• To do: Check each line below for "title" and report how many have it, nothing else.

• Provided information:
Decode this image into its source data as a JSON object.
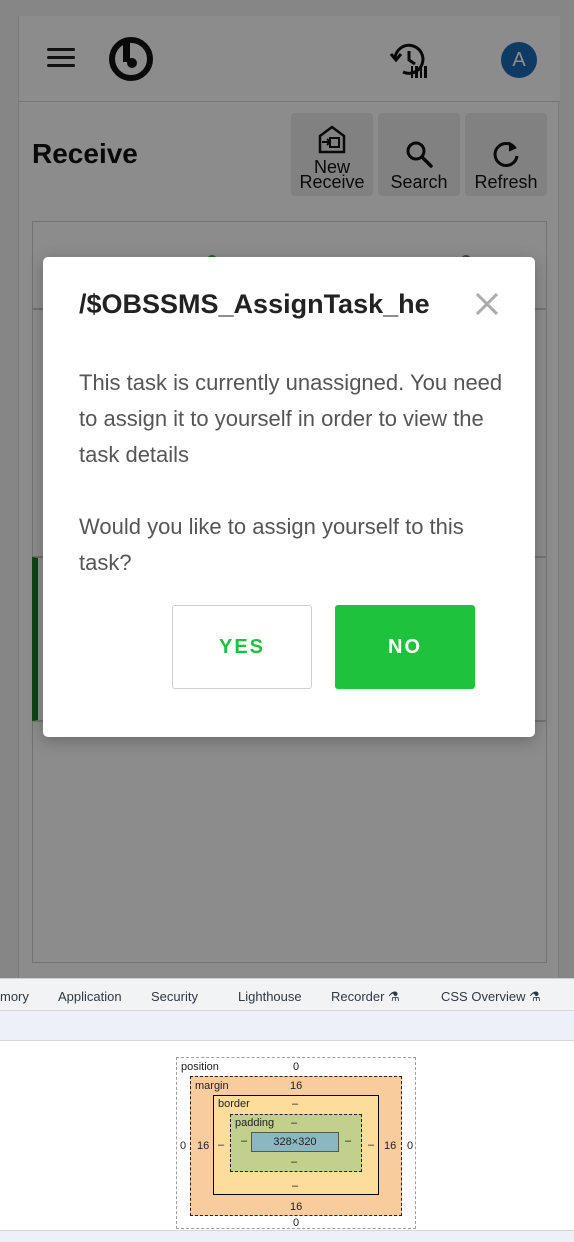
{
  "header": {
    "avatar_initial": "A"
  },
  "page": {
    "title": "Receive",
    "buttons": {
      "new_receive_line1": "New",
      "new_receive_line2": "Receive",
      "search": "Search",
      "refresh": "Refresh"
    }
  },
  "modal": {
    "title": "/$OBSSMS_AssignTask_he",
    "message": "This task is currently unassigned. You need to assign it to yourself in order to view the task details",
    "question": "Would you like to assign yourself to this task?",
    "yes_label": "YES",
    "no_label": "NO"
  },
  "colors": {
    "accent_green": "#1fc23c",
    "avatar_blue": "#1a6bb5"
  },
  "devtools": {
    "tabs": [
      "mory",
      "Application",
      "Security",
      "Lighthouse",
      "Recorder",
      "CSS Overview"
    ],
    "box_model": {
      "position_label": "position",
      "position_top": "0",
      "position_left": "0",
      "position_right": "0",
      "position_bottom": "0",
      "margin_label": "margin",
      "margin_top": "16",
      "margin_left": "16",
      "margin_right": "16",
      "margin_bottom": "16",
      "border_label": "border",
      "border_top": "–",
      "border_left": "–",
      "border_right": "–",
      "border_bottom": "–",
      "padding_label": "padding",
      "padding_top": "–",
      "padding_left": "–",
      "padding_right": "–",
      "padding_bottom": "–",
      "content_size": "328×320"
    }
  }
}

--

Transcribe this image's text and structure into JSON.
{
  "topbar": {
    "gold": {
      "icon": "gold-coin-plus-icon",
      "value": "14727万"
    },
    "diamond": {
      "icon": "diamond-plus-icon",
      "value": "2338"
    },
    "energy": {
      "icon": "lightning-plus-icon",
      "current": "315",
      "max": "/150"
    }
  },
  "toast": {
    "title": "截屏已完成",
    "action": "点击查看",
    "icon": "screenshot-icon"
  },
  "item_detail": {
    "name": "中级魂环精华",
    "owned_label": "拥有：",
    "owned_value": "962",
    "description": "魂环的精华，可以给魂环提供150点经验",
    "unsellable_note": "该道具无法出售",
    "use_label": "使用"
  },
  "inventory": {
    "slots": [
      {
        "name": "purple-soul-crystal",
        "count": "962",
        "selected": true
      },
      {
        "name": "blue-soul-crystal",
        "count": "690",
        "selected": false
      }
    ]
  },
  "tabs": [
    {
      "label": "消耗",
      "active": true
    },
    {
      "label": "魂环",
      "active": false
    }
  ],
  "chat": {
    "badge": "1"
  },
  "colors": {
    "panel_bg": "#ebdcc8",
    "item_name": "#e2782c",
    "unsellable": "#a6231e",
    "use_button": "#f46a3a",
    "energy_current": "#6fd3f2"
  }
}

• Reply: 3